> What the task asks:
Can you reproduce the stretch of the records from their first line through the line containing "piece-center xyxy=(288,319,296,327)", including both of those lines?

> Provided material:

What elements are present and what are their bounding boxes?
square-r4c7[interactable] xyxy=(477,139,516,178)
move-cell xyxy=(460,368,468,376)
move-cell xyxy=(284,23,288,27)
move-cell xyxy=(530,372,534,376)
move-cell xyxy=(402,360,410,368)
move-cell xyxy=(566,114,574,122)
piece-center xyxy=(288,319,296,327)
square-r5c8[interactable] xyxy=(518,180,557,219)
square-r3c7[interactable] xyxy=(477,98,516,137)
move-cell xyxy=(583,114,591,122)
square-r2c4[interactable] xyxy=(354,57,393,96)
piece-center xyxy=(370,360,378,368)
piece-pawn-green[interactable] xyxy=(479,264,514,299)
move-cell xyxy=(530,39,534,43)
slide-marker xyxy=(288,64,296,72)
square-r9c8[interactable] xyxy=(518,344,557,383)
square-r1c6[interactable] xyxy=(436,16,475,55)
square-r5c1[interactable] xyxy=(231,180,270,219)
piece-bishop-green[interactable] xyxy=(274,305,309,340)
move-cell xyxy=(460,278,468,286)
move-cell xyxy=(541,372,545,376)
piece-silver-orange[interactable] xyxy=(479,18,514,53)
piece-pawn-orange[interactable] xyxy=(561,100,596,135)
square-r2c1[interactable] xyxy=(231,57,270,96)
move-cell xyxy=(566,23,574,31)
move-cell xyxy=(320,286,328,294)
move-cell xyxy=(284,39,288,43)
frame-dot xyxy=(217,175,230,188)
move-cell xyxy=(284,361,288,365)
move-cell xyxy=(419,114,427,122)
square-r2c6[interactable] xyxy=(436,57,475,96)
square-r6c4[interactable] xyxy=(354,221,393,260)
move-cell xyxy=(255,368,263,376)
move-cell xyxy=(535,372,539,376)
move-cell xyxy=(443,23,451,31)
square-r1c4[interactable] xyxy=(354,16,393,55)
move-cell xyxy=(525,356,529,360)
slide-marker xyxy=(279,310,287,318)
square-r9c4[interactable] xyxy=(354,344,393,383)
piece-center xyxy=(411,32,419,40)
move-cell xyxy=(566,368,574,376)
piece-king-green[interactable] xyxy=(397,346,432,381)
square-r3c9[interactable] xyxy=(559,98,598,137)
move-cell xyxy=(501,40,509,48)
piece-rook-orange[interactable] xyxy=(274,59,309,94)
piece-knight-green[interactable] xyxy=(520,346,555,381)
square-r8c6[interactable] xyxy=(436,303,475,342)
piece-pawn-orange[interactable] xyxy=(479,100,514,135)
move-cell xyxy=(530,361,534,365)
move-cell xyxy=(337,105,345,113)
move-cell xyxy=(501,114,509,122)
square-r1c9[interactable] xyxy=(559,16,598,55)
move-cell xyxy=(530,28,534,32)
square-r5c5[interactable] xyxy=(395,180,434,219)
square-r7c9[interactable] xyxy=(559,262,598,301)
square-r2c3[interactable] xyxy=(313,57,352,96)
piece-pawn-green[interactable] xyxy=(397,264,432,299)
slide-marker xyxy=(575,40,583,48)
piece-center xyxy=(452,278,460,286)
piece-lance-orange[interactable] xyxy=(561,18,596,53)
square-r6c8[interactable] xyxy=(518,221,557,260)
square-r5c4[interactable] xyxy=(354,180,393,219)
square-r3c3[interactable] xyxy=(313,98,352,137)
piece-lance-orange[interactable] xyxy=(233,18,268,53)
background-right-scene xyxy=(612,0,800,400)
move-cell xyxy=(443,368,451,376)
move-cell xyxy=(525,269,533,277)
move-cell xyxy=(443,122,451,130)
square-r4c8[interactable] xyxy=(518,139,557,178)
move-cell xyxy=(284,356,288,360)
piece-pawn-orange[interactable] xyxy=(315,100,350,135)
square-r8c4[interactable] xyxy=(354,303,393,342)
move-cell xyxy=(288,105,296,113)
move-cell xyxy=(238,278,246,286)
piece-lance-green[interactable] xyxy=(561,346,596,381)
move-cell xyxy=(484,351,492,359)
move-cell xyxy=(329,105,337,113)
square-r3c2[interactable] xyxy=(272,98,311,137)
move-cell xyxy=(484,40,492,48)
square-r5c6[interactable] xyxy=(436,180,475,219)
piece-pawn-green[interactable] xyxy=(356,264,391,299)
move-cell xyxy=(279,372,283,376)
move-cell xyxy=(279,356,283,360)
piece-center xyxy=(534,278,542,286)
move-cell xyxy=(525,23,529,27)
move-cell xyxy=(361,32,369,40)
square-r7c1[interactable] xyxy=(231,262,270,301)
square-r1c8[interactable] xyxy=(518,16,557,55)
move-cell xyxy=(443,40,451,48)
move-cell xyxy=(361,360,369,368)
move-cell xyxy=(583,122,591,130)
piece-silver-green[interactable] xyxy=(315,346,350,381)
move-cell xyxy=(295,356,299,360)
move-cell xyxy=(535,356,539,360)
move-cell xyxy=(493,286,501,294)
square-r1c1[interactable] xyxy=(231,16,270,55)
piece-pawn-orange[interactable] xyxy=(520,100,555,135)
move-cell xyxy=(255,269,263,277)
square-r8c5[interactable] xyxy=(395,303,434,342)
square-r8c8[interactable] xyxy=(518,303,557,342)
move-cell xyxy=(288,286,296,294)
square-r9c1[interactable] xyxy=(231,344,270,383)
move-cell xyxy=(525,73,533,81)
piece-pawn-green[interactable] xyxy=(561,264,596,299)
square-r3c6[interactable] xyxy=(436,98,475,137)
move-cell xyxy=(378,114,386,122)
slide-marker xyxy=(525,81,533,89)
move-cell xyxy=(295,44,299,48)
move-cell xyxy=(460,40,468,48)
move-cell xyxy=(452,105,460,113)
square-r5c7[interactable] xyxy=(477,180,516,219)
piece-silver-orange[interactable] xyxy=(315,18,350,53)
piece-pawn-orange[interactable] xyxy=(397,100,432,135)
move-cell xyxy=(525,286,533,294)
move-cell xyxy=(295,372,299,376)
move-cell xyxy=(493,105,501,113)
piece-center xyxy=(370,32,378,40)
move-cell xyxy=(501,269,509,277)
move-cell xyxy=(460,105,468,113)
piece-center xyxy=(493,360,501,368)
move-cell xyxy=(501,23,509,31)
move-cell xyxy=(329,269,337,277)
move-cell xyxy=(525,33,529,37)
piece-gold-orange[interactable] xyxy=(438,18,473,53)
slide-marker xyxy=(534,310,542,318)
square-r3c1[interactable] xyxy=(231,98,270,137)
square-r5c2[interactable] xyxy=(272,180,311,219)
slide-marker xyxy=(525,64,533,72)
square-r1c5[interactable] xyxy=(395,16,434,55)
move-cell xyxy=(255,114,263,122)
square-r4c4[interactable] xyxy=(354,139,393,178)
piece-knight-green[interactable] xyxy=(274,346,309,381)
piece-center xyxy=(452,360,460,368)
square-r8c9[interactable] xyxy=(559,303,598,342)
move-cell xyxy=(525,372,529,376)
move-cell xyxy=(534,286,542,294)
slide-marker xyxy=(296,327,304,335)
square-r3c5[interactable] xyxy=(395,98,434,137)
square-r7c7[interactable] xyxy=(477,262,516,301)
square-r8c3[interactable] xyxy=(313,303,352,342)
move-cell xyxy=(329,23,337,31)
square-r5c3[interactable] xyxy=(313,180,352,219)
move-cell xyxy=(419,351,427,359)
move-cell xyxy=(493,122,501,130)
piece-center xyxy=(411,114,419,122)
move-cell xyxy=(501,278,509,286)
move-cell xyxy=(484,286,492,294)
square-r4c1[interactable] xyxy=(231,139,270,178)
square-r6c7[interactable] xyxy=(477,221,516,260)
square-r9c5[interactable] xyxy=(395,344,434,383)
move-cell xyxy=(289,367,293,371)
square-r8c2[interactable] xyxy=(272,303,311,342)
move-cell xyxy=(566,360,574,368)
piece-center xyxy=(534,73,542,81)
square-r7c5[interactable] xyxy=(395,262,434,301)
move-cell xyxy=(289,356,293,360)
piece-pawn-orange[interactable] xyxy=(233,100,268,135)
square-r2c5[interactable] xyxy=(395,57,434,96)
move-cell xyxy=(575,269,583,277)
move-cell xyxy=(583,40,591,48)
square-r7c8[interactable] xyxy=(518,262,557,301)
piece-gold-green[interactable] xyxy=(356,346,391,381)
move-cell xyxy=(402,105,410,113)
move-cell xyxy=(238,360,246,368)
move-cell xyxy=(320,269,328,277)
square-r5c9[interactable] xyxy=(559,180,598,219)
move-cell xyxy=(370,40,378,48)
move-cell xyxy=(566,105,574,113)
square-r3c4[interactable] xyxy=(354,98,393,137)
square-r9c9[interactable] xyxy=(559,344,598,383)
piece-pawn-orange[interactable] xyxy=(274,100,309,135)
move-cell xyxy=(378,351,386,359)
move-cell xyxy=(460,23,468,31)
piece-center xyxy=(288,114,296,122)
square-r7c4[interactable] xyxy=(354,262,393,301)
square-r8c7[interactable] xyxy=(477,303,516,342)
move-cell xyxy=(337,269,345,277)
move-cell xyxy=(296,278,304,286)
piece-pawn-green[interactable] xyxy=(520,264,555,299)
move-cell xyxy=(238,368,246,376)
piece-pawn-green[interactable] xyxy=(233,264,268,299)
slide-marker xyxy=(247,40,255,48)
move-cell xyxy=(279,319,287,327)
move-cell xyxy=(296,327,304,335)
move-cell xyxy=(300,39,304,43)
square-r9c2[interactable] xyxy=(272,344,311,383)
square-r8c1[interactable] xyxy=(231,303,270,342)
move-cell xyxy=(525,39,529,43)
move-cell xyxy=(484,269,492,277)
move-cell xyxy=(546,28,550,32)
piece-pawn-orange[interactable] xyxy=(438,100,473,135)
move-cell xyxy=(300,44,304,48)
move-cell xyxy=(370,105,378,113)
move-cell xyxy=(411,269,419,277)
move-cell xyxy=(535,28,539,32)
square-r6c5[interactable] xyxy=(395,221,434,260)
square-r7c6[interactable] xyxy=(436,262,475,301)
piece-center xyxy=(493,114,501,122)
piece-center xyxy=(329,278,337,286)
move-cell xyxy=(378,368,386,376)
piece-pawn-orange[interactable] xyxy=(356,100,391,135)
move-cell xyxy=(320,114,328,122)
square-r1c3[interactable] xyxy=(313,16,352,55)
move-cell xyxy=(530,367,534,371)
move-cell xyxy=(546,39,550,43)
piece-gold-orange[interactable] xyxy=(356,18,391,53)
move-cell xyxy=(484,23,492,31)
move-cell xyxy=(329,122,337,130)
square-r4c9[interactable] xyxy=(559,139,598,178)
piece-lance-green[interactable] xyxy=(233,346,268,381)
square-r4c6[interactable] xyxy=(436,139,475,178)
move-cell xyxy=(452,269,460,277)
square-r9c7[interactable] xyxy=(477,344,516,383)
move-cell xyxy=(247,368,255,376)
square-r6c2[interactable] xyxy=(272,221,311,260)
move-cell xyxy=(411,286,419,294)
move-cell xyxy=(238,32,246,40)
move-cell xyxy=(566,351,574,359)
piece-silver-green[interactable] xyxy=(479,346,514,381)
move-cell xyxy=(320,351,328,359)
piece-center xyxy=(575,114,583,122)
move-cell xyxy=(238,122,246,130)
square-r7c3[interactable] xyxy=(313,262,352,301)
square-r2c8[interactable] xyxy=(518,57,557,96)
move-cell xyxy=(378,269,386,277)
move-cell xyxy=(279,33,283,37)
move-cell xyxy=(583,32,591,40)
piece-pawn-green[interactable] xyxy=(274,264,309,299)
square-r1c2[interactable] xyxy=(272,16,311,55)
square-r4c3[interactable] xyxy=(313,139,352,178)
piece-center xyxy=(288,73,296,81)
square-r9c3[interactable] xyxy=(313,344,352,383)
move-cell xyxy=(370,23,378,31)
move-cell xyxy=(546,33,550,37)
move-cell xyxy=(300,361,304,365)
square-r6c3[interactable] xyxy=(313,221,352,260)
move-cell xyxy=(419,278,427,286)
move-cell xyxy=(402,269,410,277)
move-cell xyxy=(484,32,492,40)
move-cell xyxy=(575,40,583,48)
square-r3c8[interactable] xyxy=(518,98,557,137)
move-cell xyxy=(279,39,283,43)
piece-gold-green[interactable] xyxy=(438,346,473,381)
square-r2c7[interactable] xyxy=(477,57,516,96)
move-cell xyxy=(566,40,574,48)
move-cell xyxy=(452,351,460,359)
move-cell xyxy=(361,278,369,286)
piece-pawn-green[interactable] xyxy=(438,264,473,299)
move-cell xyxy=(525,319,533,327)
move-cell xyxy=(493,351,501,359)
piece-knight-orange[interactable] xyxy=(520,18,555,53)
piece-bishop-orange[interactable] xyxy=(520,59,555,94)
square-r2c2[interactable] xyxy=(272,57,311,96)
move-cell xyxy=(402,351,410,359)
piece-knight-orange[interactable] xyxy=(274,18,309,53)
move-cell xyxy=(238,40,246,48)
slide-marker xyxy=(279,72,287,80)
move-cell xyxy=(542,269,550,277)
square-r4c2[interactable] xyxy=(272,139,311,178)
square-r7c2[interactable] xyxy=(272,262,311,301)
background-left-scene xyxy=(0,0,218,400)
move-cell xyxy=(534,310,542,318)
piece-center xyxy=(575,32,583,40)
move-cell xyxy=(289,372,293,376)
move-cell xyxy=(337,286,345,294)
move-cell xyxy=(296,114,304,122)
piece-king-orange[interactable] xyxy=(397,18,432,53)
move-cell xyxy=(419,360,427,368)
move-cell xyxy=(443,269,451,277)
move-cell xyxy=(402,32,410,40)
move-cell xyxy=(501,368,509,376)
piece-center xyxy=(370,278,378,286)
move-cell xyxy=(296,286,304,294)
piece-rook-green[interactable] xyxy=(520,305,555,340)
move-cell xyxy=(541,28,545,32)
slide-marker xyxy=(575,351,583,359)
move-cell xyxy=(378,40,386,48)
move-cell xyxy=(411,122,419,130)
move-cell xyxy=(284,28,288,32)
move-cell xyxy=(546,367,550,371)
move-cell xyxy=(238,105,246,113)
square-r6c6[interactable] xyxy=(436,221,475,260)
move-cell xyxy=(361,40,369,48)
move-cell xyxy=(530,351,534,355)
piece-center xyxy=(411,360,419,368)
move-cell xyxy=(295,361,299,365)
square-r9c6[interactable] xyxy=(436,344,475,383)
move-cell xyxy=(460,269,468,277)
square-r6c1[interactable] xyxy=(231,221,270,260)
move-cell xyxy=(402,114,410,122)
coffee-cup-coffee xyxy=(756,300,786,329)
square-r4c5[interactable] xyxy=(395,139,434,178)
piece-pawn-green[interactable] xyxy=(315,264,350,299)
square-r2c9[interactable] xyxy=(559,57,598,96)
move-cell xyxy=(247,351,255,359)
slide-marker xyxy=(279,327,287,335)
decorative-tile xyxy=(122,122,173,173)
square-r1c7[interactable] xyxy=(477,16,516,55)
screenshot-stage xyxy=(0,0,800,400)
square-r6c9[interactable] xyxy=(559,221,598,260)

> Final result:
What elements are present and what are their bounding boxes?
square-r4c7[interactable] xyxy=(477,139,516,178)
move-cell xyxy=(460,368,468,376)
move-cell xyxy=(284,23,288,27)
move-cell xyxy=(530,372,534,376)
move-cell xyxy=(402,360,410,368)
move-cell xyxy=(566,114,574,122)
piece-center xyxy=(288,319,296,327)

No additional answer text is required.